Directive
Send each entry back exactly as given, pictures excluded.

Dataset records
--- begin ---

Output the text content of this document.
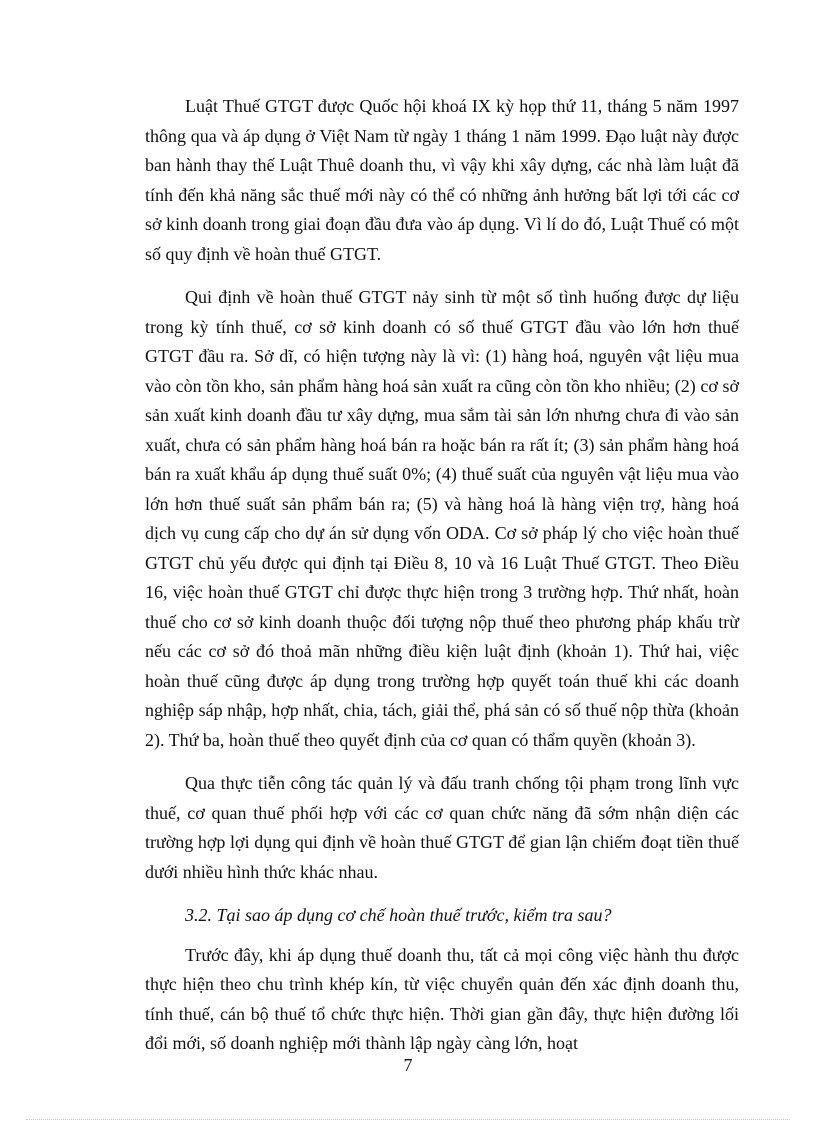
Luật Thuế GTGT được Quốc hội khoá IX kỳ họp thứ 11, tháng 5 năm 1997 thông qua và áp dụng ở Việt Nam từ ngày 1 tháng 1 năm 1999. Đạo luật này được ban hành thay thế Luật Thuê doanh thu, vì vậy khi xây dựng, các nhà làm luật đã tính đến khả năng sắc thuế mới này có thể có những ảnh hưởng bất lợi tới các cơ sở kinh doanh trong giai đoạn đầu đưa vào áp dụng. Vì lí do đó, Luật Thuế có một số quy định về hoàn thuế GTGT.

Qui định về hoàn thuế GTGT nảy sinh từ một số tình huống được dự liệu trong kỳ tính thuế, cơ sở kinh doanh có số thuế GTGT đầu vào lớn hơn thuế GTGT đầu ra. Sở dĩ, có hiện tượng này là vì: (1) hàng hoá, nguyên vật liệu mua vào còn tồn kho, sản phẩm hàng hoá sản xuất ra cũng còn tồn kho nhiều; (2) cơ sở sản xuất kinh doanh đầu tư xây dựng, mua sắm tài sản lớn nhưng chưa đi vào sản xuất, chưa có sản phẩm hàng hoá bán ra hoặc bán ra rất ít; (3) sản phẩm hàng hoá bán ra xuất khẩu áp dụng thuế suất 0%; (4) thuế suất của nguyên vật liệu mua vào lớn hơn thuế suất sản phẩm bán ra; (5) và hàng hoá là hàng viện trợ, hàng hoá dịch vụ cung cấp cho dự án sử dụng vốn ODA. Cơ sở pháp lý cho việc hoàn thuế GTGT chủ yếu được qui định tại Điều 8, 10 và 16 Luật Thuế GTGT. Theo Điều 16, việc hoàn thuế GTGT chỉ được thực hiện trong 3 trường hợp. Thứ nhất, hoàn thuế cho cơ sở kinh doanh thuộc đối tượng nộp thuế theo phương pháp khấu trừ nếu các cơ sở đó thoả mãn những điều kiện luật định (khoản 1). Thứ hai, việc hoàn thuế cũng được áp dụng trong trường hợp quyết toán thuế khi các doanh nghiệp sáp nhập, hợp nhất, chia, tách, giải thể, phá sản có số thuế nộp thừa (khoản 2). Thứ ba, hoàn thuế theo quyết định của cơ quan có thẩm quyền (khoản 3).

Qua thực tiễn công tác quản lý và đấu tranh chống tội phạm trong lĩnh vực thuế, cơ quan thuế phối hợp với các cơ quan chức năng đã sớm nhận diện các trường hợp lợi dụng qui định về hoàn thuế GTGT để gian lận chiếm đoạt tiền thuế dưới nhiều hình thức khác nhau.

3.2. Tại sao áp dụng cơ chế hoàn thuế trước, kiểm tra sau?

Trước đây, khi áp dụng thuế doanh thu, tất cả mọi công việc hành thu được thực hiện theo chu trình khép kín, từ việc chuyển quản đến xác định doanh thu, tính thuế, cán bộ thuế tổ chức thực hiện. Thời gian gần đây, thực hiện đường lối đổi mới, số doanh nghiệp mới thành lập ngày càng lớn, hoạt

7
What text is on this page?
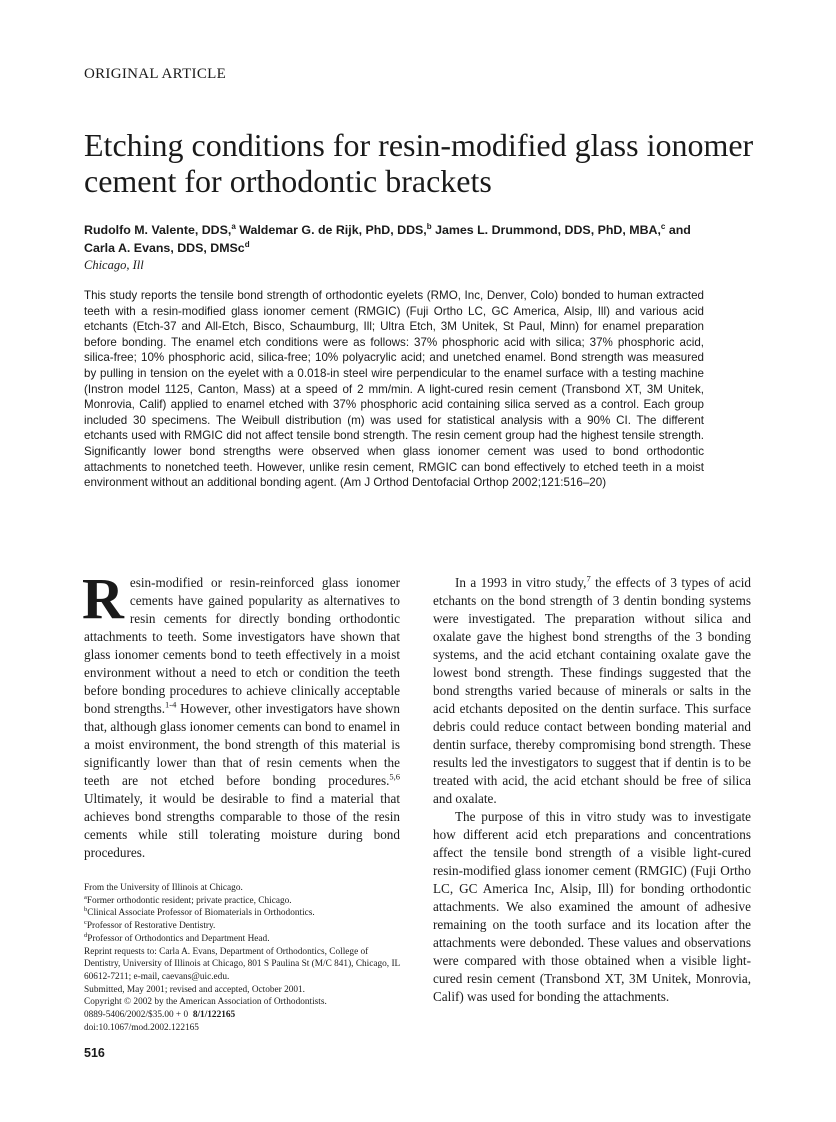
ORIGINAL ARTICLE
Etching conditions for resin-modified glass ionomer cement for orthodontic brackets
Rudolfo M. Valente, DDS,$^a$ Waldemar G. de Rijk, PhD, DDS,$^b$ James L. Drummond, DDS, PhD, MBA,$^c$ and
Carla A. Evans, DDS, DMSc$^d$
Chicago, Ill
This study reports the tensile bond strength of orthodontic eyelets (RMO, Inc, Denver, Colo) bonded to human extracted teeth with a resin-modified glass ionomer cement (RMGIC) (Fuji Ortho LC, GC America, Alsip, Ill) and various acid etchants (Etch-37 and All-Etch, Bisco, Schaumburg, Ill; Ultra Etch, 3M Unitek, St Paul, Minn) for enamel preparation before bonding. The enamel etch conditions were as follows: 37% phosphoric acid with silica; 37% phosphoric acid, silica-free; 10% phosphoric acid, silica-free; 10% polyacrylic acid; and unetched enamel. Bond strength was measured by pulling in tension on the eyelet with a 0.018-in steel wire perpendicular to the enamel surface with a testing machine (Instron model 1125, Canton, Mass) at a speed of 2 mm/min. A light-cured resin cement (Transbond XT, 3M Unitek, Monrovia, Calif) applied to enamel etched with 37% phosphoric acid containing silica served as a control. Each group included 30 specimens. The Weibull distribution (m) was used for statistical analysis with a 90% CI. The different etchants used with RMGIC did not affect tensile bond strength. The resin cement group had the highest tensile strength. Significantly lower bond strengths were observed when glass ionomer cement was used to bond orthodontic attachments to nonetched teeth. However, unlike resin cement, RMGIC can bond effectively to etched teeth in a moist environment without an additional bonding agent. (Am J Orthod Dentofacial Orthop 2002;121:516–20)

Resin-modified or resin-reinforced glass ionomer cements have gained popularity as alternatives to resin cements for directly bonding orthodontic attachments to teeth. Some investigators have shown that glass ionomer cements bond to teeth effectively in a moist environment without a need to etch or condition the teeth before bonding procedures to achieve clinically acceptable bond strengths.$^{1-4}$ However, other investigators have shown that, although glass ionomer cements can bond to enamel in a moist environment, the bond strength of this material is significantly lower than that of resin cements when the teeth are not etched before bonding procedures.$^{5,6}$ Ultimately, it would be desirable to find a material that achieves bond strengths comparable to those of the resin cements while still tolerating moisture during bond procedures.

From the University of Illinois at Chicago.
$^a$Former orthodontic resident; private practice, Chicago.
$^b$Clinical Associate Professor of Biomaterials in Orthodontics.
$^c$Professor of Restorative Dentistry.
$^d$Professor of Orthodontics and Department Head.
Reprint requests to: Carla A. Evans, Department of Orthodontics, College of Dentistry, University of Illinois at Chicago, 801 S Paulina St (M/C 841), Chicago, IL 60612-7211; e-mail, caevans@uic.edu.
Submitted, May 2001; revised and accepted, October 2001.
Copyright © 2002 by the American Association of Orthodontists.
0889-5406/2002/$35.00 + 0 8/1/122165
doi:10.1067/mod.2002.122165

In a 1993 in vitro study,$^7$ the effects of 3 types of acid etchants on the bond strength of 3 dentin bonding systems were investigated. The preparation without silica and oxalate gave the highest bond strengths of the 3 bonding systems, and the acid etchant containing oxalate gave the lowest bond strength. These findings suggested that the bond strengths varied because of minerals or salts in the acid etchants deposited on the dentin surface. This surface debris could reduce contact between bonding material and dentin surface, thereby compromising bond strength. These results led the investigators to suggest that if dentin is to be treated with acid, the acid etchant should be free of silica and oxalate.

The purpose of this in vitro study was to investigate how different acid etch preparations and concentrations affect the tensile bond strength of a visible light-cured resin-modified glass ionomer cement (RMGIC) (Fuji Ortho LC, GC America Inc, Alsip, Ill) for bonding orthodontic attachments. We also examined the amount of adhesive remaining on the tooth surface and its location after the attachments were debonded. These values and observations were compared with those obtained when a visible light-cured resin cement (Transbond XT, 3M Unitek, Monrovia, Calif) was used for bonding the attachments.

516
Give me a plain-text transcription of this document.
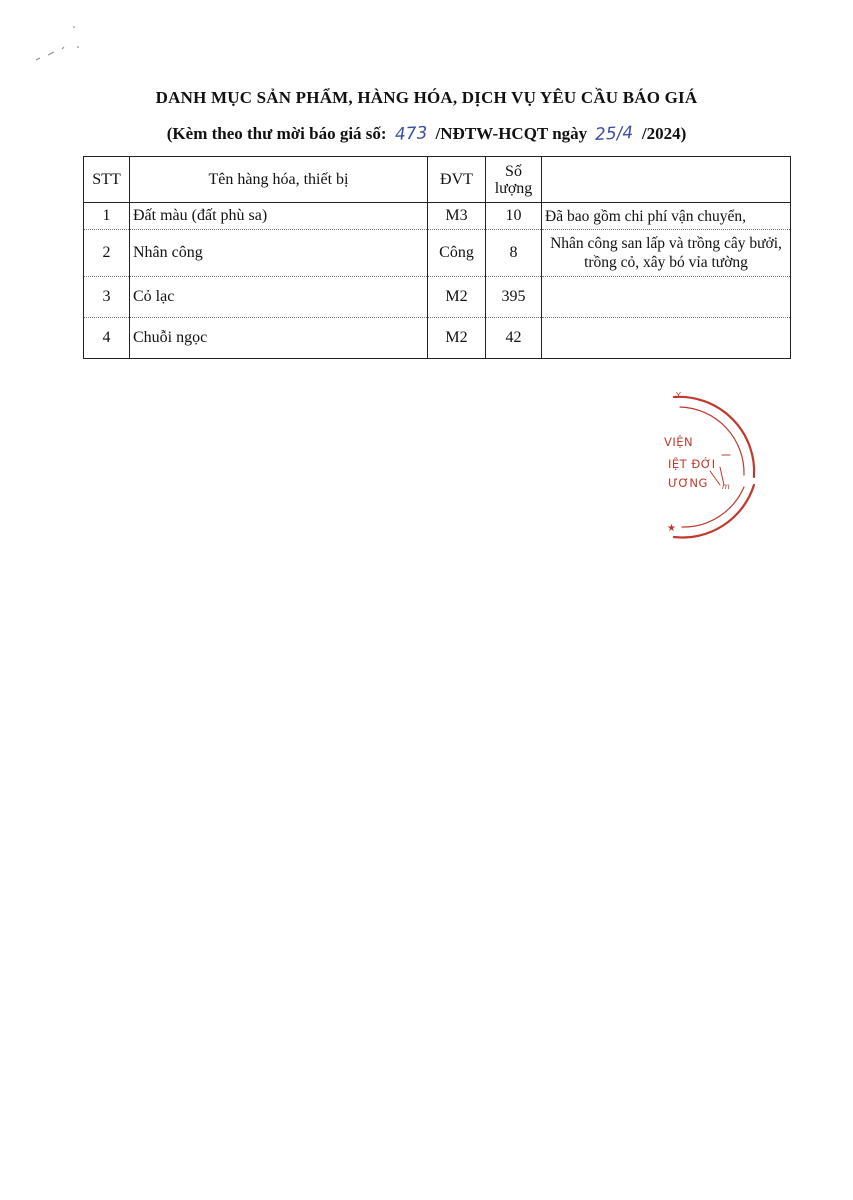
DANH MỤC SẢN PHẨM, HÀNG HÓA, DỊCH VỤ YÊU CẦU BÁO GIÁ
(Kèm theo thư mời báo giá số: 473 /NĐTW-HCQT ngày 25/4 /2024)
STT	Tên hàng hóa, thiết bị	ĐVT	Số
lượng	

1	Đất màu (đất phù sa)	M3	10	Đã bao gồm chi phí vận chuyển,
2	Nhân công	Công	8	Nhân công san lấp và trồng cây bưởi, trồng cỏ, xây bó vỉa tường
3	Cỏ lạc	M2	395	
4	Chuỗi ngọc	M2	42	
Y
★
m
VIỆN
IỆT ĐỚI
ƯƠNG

--- end ---

Task answer
Output the text content of this document.
Luật Thuế GTGT được Quốc hội khoá IX kỳ họp thứ 11, tháng 5 năm 1997 thông qua và áp dụng ở Việt Nam từ ngày 1 tháng 1 năm 1999. Đạo luật này được ban hành thay thế Luật Thuê doanh thu, vì vậy khi xây dựng, các nhà làm luật đã tính đến khả năng sắc thuế mới này có thể có những ảnh hưởng bất lợi tới các cơ sở kinh doanh trong giai đoạn đầu đưa vào áp dụng. Vì lí do đó, Luật Thuế có một số quy định về hoàn thuế GTGT.

Qui định về hoàn thuế GTGT nảy sinh từ một số tình huống được dự liệu trong kỳ tính thuế, cơ sở kinh doanh có số thuế GTGT đầu vào lớn hơn thuế GTGT đầu ra. Sở dĩ, có hiện tượng này là vì: (1) hàng hoá, nguyên vật liệu mua vào còn tồn kho, sản phẩm hàng hoá sản xuất ra cũng còn tồn kho nhiều; (2) cơ sở sản xuất kinh doanh đầu tư xây dựng, mua sắm tài sản lớn nhưng chưa đi vào sản xuất, chưa có sản phẩm hàng hoá bán ra hoặc bán ra rất ít; (3) sản phẩm hàng hoá bán ra xuất khẩu áp dụng thuế suất 0%; (4) thuế suất của nguyên vật liệu mua vào lớn hơn thuế suất sản phẩm bán ra; (5) và hàng hoá là hàng viện trợ, hàng hoá dịch vụ cung cấp cho dự án sử dụng vốn ODA. Cơ sở pháp lý cho việc hoàn thuế GTGT chủ yếu được qui định tại Điều 8, 10 và 16 Luật Thuế GTGT. Theo Điều 16, việc hoàn thuế GTGT chỉ được thực hiện trong 3 trường hợp. Thứ nhất, hoàn thuế cho cơ sở kinh doanh thuộc đối tượng nộp thuế theo phương pháp khấu trừ nếu các cơ sở đó thoả mãn những điều kiện luật định (khoản 1). Thứ hai, việc hoàn thuế cũng được áp dụng trong trường hợp quyết toán thuế khi các doanh nghiệp sáp nhập, hợp nhất, chia, tách, giải thể, phá sản có số thuế nộp thừa (khoản 2). Thứ ba, hoàn thuế theo quyết định của cơ quan có thẩm quyền (khoản 3).

Qua thực tiễn công tác quản lý và đấu tranh chống tội phạm trong lĩnh vực thuế, cơ quan thuế phối hợp với các cơ quan chức năng đã sớm nhận diện các trường hợp lợi dụng qui định về hoàn thuế GTGT để gian lận chiếm đoạt tiền thuế dưới nhiều hình thức khác nhau.

3.2. Tại sao áp dụng cơ chế hoàn thuế trước, kiểm tra sau?

Trước đây, khi áp dụng thuế doanh thu, tất cả mọi công việc hành thu được thực hiện theo chu trình khép kín, từ việc chuyển quản đến xác định doanh thu, tính thuế, cán bộ thuế tổ chức thực hiện. Thời gian gần đây, thực hiện đường lối đổi mới, số doanh nghiệp mới thành lập ngày càng lớn, hoạt

7
What text is on this page?
ORIGINAL ARTICLE
Etching conditions for resin-modified glass ionomer cement for orthodontic brackets
Rudolfo M. Valente, DDS,$^a$ Waldemar G. de Rijk, PhD, DDS,$^b$ James L. Drummond, DDS, PhD, MBA,$^c$ and
Carla A. Evans, DDS, DMSc$^d$
Chicago, Ill
This study reports the tensile bond strength of orthodontic eyelets (RMO, Inc, Denver, Colo) bonded to human extracted teeth with a resin-modified glass ionomer cement (RMGIC) (Fuji Ortho LC, GC America, Alsip, Ill) and various acid etchants (Etch-37 and All-Etch, Bisco, Schaumburg, Ill; Ultra Etch, 3M Unitek, St Paul, Minn) for enamel preparation before bonding. The enamel etch conditions were as follows: 37% phosphoric acid with silica; 37% phosphoric acid, silica-free; 10% phosphoric acid, silica-free; 10% polyacrylic acid; and unetched enamel. Bond strength was measured by pulling in tension on the eyelet with a 0.018-in steel wire perpendicular to the enamel surface with a testing machine (Instron model 1125, Canton, Mass) at a speed of 2 mm/min. A light-cured resin cement (Transbond XT, 3M Unitek, Monrovia, Calif) applied to enamel etched with 37% phosphoric acid containing silica served as a control. Each group included 30 specimens. The Weibull distribution (m) was used for statistical analysis with a 90% CI. The different etchants used with RMGIC did not affect tensile bond strength. The resin cement group had the highest tensile strength. Significantly lower bond strengths were observed when glass ionomer cement was used to bond orthodontic attachments to nonetched teeth. However, unlike resin cement, RMGIC can bond effectively to etched teeth in a moist environment without an additional bonding agent. (Am J Orthod Dentofacial Orthop 2002;121:516–20)

Resin-modified or resin-reinforced glass ionomer cements have gained popularity as alternatives to resin cements for directly bonding orthodontic attachments to teeth. Some investigators have shown that glass ionomer cements bond to teeth effectively in a moist environment without a need to etch or condition the teeth before bonding procedures to achieve clinically acceptable bond strengths.$^{1-4}$ However, other investigators have shown that, although glass ionomer cements can bond to enamel in a moist environment, the bond strength of this material is significantly lower than that of resin cements when the teeth are not etched before bonding procedures.$^{5,6}$ Ultimately, it would be desirable to find a material that achieves bond strengths comparable to those of the resin cements while still tolerating moisture during bond procedures.

From the University of Illinois at Chicago.
$^a$Former orthodontic resident; private practice, Chicago.
$^b$Clinical Associate Professor of Biomaterials in Orthodontics.
$^c$Professor of Restorative Dentistry.
$^d$Professor of Orthodontics and Department Head.
Reprint requests to: Carla A. Evans, Department of Orthodontics, College of Dentistry, University of Illinois at Chicago, 801 S Paulina St (M/C 841), Chicago, IL 60612-7211; e-mail, caevans@uic.edu.
Submitted, May 2001; revised and accepted, October 2001.
Copyright © 2002 by the American Association of Orthodontists.
0889-5406/2002/$35.00 + 0 8/1/122165
doi:10.1067/mod.2002.122165

In a 1993 in vitro study,$^7$ the effects of 3 types of acid etchants on the bond strength of 3 dentin bonding systems were investigated. The preparation without silica and oxalate gave the highest bond strengths of the 3 bonding systems, and the acid etchant containing oxalate gave the lowest bond strength. These findings suggested that the bond strengths varied because of minerals or salts in the acid etchants deposited on the dentin surface. This surface debris could reduce contact between bonding material and dentin surface, thereby compromising bond strength. These results led the investigators to suggest that if dentin is to be treated with acid, the acid etchant should be free of silica and oxalate.

The purpose of this in vitro study was to investigate how different acid etch preparations and concentrations affect the tensile bond strength of a visible light-cured resin-modified glass ionomer cement (RMGIC) (Fuji Ortho LC, GC America Inc, Alsip, Ill) for bonding orthodontic attachments. We also examined the amount of adhesive remaining on the tooth surface and its location after the attachments were debonded. These values and observations were compared with those obtained when a visible light-cured resin cement (Transbond XT, 3M Unitek, Monrovia, Calif) was used for bonding the attachments.

516
Give me a plain-text transcription of this document.
DANH MỤC SẢN PHẨM, HÀNG HÓA, DỊCH VỤ YÊU CẦU BÁO GIÁ
(Kèm theo thư mời báo giá số: 473 /NĐTW-HCQT ngày 25/4 /2024)
STT	Tên hàng hóa, thiết bị	ĐVT	Số
lượng	

1	Đất màu (đất phù sa)	M3	10	Đã bao gồm chi phí vận chuyển,
2	Nhân công	Công	8	Nhân công san lấp và trồng cây bưởi, trồng cỏ, xây bó vỉa tường
3	Cỏ lạc	M2	395	
4	Chuỗi ngọc	M2	42	
Y
★
m
VIỆN
IỆT ĐỚI
ƯƠNG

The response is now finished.